- EXCERPTED DATA

§

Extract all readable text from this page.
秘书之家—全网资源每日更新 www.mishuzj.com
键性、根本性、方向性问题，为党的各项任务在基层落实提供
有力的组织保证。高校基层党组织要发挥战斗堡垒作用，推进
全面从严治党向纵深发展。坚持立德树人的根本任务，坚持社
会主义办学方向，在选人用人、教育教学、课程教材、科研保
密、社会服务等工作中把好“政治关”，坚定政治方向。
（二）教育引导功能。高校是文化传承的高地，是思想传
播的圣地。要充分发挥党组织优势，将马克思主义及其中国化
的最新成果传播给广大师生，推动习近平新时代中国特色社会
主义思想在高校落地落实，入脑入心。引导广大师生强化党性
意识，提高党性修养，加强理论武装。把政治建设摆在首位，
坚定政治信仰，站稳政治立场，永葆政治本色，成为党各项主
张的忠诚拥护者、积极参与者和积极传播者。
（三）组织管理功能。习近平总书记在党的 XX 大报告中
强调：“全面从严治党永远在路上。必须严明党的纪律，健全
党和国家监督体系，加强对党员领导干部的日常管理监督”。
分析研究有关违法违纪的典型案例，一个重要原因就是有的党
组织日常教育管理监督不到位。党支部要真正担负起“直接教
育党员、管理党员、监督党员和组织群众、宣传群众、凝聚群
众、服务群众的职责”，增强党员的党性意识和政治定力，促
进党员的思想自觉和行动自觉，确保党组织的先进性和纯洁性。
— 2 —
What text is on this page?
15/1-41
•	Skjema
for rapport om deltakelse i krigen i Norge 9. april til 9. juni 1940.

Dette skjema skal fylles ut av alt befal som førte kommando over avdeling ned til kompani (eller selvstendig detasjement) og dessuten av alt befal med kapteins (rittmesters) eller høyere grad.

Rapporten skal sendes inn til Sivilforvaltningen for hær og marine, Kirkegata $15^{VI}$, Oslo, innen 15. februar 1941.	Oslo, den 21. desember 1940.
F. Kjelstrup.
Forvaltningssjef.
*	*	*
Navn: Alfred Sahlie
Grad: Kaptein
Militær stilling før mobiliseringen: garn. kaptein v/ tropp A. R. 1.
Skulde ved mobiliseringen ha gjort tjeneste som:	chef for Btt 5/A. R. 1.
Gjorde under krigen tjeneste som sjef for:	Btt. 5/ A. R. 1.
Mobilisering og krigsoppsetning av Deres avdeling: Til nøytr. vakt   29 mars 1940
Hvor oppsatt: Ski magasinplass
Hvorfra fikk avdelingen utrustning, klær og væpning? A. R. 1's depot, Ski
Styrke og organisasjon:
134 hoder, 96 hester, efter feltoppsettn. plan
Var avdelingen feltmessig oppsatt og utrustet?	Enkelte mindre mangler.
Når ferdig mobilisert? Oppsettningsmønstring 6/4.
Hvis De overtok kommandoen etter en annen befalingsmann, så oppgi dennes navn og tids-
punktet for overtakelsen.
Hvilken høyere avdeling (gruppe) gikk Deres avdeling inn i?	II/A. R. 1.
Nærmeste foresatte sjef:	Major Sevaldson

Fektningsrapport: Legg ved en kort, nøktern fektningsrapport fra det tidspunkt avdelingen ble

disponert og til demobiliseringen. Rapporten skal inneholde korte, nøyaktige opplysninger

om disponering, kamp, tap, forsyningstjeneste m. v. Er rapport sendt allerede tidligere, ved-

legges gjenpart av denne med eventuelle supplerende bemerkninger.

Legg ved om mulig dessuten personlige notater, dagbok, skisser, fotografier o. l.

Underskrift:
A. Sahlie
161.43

§

- BRIEF
Search the records above for the string "skal". Copy every line that contains it.

- REPLY
Dette skjema skal fylles ut av alt befal som førte kommando over avdeling ned til kompani (eller selvstendig detasjement) og dessuten av alt befal med kapteins (rittmesters) eller høyere grad.
Rapporten skal sendes inn til Sivilforvaltningen for hær og marine, Kirkegata $15^{VI}$, Oslo, innen 15. februar 1941.	Oslo, den 21. desember 1940.
disponert og til demobiliseringen. Rapporten skal inneholde korte, nøyaktige opplysninger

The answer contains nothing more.